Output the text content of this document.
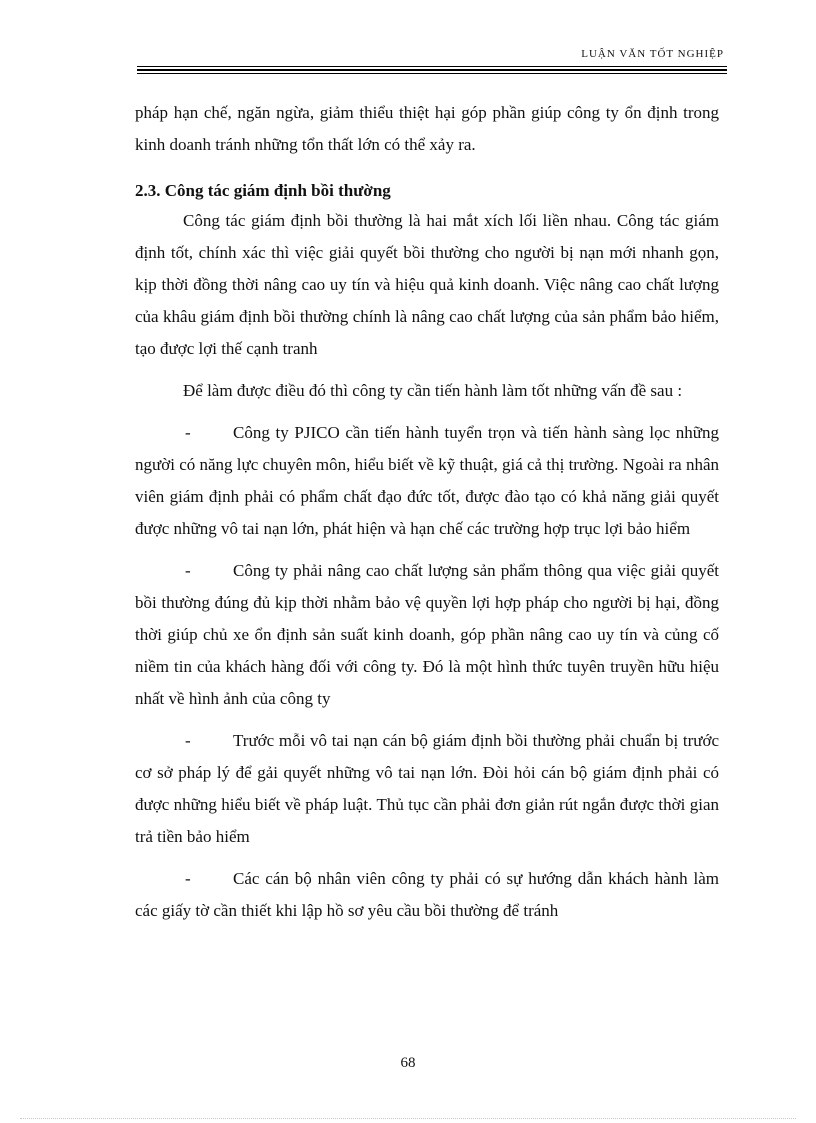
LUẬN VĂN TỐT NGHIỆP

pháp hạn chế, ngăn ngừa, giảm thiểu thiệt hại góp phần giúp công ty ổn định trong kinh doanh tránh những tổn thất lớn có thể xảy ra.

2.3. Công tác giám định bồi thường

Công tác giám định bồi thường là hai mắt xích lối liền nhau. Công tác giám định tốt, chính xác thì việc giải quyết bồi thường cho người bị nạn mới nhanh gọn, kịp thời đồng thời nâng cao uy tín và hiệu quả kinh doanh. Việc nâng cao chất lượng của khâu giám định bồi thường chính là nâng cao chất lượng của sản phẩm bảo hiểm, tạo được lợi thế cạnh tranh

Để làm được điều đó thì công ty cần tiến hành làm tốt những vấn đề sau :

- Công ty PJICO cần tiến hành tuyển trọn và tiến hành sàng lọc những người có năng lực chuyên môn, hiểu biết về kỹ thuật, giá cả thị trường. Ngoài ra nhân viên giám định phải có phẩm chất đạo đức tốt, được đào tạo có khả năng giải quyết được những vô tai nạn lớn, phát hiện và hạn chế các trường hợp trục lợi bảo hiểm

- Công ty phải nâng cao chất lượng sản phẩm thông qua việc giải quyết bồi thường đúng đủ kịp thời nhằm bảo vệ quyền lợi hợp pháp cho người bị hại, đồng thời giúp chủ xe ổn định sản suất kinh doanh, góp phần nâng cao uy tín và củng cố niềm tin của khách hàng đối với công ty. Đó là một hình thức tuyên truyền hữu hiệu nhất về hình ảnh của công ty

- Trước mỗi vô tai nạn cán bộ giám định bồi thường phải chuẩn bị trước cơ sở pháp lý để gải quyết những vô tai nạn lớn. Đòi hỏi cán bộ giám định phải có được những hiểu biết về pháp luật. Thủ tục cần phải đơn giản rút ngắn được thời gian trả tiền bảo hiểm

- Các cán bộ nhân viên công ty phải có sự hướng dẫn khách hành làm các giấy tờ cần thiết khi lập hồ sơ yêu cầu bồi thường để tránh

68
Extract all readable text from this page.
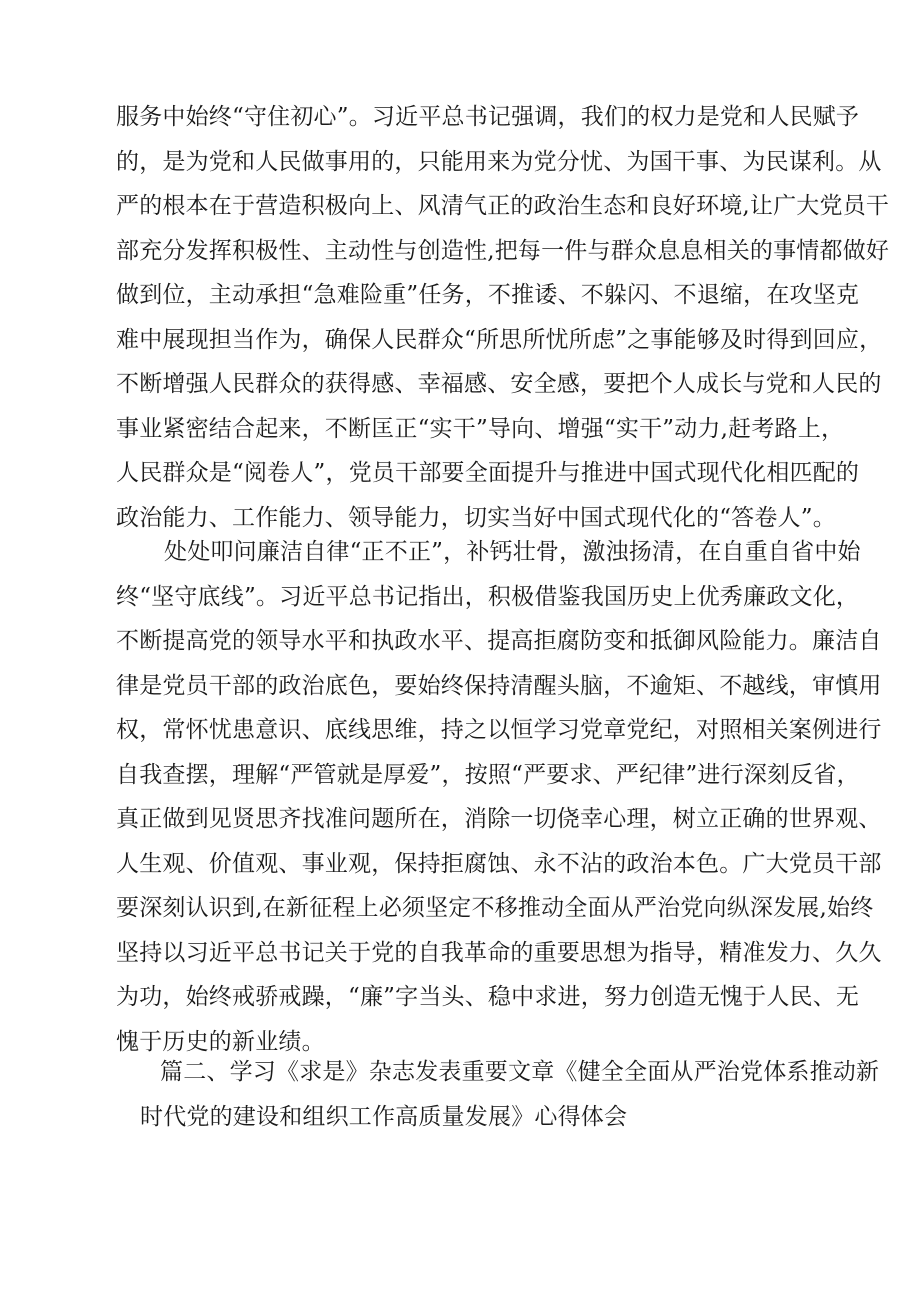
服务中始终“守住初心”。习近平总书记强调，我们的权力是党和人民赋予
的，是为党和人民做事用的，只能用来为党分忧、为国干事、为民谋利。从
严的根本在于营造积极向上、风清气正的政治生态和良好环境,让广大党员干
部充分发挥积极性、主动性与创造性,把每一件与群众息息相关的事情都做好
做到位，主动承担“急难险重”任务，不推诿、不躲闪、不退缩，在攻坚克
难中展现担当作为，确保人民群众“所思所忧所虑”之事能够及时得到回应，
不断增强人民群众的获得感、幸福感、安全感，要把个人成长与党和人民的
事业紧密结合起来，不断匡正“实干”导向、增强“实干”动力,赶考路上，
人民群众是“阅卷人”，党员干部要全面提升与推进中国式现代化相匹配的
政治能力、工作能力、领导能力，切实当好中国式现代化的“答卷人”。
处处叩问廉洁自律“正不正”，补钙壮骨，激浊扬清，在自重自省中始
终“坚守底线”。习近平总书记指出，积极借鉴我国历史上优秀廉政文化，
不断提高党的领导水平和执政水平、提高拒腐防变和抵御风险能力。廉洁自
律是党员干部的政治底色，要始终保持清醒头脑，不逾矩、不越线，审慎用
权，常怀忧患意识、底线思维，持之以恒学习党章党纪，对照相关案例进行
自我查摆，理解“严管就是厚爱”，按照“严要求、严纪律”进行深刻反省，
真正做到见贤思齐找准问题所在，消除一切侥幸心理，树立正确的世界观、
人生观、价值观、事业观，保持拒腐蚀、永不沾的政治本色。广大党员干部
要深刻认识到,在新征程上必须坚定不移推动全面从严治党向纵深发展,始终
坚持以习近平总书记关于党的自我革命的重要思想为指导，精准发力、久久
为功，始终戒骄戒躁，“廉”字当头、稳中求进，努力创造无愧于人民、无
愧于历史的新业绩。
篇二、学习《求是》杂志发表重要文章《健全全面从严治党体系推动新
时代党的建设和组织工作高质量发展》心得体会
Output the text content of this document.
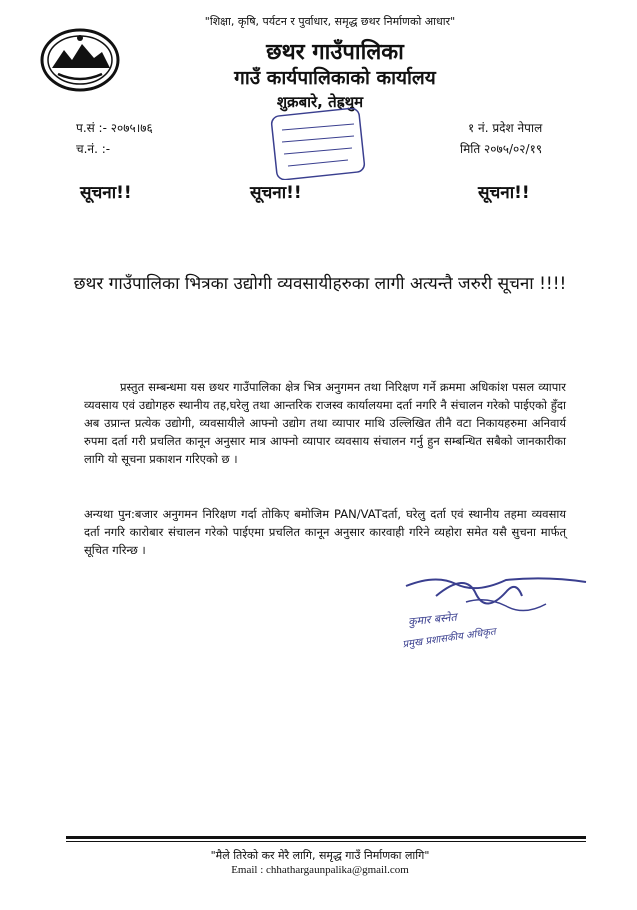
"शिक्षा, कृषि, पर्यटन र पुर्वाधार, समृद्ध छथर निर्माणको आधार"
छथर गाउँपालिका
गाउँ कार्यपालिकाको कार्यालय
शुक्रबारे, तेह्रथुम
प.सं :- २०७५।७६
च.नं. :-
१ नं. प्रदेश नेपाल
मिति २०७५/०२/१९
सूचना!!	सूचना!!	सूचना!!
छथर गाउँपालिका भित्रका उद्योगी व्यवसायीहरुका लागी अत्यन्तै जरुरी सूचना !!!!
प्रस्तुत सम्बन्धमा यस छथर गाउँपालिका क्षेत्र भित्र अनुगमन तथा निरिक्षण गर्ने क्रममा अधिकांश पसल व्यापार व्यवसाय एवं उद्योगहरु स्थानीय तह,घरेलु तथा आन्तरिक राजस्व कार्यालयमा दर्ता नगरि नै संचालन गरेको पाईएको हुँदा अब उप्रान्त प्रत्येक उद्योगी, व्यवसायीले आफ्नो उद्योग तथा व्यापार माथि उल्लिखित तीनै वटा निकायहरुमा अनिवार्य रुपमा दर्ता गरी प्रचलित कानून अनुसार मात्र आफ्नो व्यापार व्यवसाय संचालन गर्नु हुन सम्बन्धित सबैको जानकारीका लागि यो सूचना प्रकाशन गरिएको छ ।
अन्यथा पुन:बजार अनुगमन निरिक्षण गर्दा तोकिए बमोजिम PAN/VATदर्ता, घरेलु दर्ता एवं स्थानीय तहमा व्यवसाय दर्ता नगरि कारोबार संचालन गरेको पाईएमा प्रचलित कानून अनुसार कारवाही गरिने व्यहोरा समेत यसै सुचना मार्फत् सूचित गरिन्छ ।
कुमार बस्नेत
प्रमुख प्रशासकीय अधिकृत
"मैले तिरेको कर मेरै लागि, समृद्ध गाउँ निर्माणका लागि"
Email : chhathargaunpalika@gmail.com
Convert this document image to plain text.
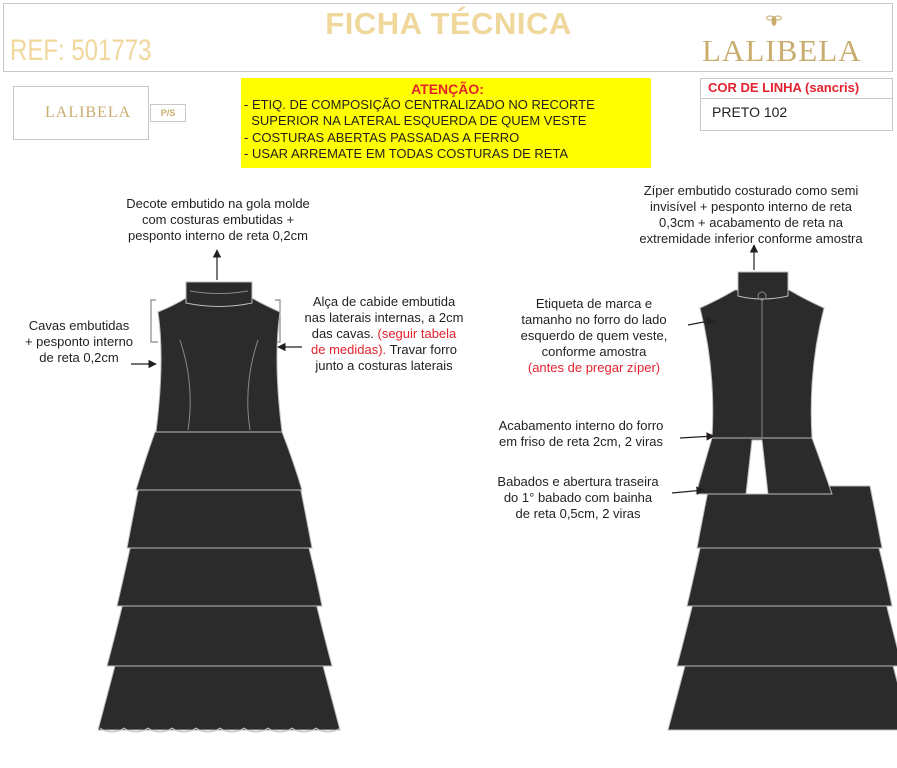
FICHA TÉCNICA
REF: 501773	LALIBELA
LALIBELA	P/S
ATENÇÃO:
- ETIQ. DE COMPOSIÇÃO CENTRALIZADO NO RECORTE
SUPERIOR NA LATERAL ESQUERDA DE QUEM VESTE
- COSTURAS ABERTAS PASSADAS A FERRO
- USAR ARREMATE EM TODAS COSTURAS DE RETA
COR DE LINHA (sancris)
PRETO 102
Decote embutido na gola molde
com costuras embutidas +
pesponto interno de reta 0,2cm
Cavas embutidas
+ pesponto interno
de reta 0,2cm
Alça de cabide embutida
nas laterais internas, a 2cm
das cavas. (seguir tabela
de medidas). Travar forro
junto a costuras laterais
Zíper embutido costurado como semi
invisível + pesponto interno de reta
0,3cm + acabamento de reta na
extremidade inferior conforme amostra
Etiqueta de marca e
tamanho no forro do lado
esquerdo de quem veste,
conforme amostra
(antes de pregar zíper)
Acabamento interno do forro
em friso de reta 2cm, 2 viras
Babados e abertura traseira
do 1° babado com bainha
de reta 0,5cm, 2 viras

____________________

> [Directions for this task]: From the listing above, print every entry precisely and drop the pictures.

> [Correct output]:
Output the text content of this document.
LUẬN VĂN TỐT NGHIỆP

pháp hạn chế, ngăn ngừa, giảm thiểu thiệt hại góp phần giúp công ty ổn định trong kinh doanh tránh những tổn thất lớn có thể xảy ra.

2.3. Công tác giám định bồi thường

Công tác giám định bồi thường là hai mắt xích lối liền nhau. Công tác giám định tốt, chính xác thì việc giải quyết bồi thường cho người bị nạn mới nhanh gọn, kịp thời đồng thời nâng cao uy tín và hiệu quả kinh doanh. Việc nâng cao chất lượng của khâu giám định bồi thường chính là nâng cao chất lượng của sản phẩm bảo hiểm, tạo được lợi thế cạnh tranh

Để làm được điều đó thì công ty cần tiến hành làm tốt những vấn đề sau :

- Công ty PJICO cần tiến hành tuyển trọn và tiến hành sàng lọc những người có năng lực chuyên môn, hiểu biết về kỹ thuật, giá cả thị trường. Ngoài ra nhân viên giám định phải có phẩm chất đạo đức tốt, được đào tạo có khả năng giải quyết được những vô tai nạn lớn, phát hiện và hạn chế các trường hợp trục lợi bảo hiểm

- Công ty phải nâng cao chất lượng sản phẩm thông qua việc giải quyết bồi thường đúng đủ kịp thời nhằm bảo vệ quyền lợi hợp pháp cho người bị hại, đồng thời giúp chủ xe ổn định sản suất kinh doanh, góp phần nâng cao uy tín và củng cố niềm tin của khách hàng đối với công ty. Đó là một hình thức tuyên truyền hữu hiệu nhất về hình ảnh của công ty

- Trước mỗi vô tai nạn cán bộ giám định bồi thường phải chuẩn bị trước cơ sở pháp lý để gải quyết những vô tai nạn lớn. Đòi hỏi cán bộ giám định phải có được những hiểu biết về pháp luật. Thủ tục cần phải đơn giản rút ngắn được thời gian trả tiền bảo hiểm

- Các cán bộ nhân viên công ty phải có sự hướng dẫn khách hành làm các giấy tờ cần thiết khi lập hồ sơ yêu cầu bồi thường để tránh

68
Extract all readable text from this page.
服务中始终“守住初心”。习近平总书记强调，我们的权力是党和人民赋予
的，是为党和人民做事用的，只能用来为党分忧、为国干事、为民谋利。从
严的根本在于营造积极向上、风清气正的政治生态和良好环境,让广大党员干
部充分发挥积极性、主动性与创造性,把每一件与群众息息相关的事情都做好
做到位，主动承担“急难险重”任务，不推诿、不躲闪、不退缩，在攻坚克
难中展现担当作为，确保人民群众“所思所忧所虑”之事能够及时得到回应，
不断增强人民群众的获得感、幸福感、安全感，要把个人成长与党和人民的
事业紧密结合起来，不断匡正“实干”导向、增强“实干”动力,赶考路上，
人民群众是“阅卷人”，党员干部要全面提升与推进中国式现代化相匹配的
政治能力、工作能力、领导能力，切实当好中国式现代化的“答卷人”。
处处叩问廉洁自律“正不正”，补钙壮骨，激浊扬清，在自重自省中始
终“坚守底线”。习近平总书记指出，积极借鉴我国历史上优秀廉政文化，
不断提高党的领导水平和执政水平、提高拒腐防变和抵御风险能力。廉洁自
律是党员干部的政治底色，要始终保持清醒头脑，不逾矩、不越线，审慎用
权，常怀忧患意识、底线思维，持之以恒学习党章党纪，对照相关案例进行
自我查摆，理解“严管就是厚爱”，按照“严要求、严纪律”进行深刻反省，
真正做到见贤思齐找准问题所在，消除一切侥幸心理，树立正确的世界观、
人生观、价值观、事业观，保持拒腐蚀、永不沾的政治本色。广大党员干部
要深刻认识到,在新征程上必须坚定不移推动全面从严治党向纵深发展,始终
坚持以习近平总书记关于党的自我革命的重要思想为指导，精准发力、久久
为功，始终戒骄戒躁，“廉”字当头、稳中求进，努力创造无愧于人民、无
愧于历史的新业绩。
篇二、学习《求是》杂志发表重要文章《健全全面从严治党体系推动新
时代党的建设和组织工作高质量发展》心得体会
Output the text content of this document.
"शिक्षा, कृषि, पर्यटन र पुर्वाधार, समृद्ध छथर निर्माणको आधार"
छथर गाउँपालिका
गाउँ कार्यपालिकाको कार्यालय
शुक्रबारे, तेह्रथुम
प.सं :- २०७५।७६
च.नं. :-
१ नं. प्रदेश नेपाल
मिति २०७५/०२/१९
सूचना!!	सूचना!!	सूचना!!
छथर गाउँपालिका भित्रका उद्योगी व्यवसायीहरुका लागी अत्यन्तै जरुरी सूचना !!!!
प्रस्तुत सम्बन्धमा यस छथर गाउँपालिका क्षेत्र भित्र अनुगमन तथा निरिक्षण गर्ने क्रममा अधिकांश पसल व्यापार व्यवसाय एवं उद्योगहरु स्थानीय तह,घरेलु तथा आन्तरिक राजस्व कार्यालयमा दर्ता नगरि नै संचालन गरेको पाईएको हुँदा अब उप्रान्त प्रत्येक उद्योगी, व्यवसायीले आफ्नो उद्योग तथा व्यापार माथि उल्लिखित तीनै वटा निकायहरुमा अनिवार्य रुपमा दर्ता गरी प्रचलित कानून अनुसार मात्र आफ्नो व्यापार व्यवसाय संचालन गर्नु हुन सम्बन्धित सबैको जानकारीका लागि यो सूचना प्रकाशन गरिएको छ ।
अन्यथा पुन:बजार अनुगमन निरिक्षण गर्दा तोकिए बमोजिम PAN/VATदर्ता, घरेलु दर्ता एवं स्थानीय तहमा व्यवसाय दर्ता नगरि कारोबार संचालन गरेको पाईएमा प्रचलित कानून अनुसार कारवाही गरिने व्यहोरा समेत यसै सुचना मार्फत् सूचित गरिन्छ ।
कुमार बस्नेत
प्रमुख प्रशासकीय अधिकृत
"मैले तिरेको कर मेरै लागि, समृद्ध गाउँ निर्माणका लागि"
Email : chhathargaunpalika@gmail.com
Convert this document image to plain text.
FICHA TÉCNICA
REF: 501773	LALIBELA
LALIBELA	P/S
ATENÇÃO:
- ETIQ. DE COMPOSIÇÃO CENTRALIZADO NO RECORTE
SUPERIOR NA LATERAL ESQUERDA DE QUEM VESTE
- COSTURAS ABERTAS PASSADAS A FERRO
- USAR ARREMATE EM TODAS COSTURAS DE RETA
COR DE LINHA (sancris)
PRETO 102
Decote embutido na gola molde
com costuras embutidas +
pesponto interno de reta 0,2cm
Cavas embutidas
+ pesponto interno
de reta 0,2cm
Alça de cabide embutida
nas laterais internas, a 2cm
das cavas. (seguir tabela
de medidas). Travar forro
junto a costuras laterais
Zíper embutido costurado como semi
invisível + pesponto interno de reta
0,3cm + acabamento de reta na
extremidade inferior conforme amostra
Etiqueta de marca e
tamanho no forro do lado
esquerdo de quem veste,
conforme amostra
(antes de pregar zíper)
Acabamento interno do forro
em friso de reta 2cm, 2 viras
Babados e abertura traseira
do 1° babado com bainha
de reta 0,5cm, 2 viras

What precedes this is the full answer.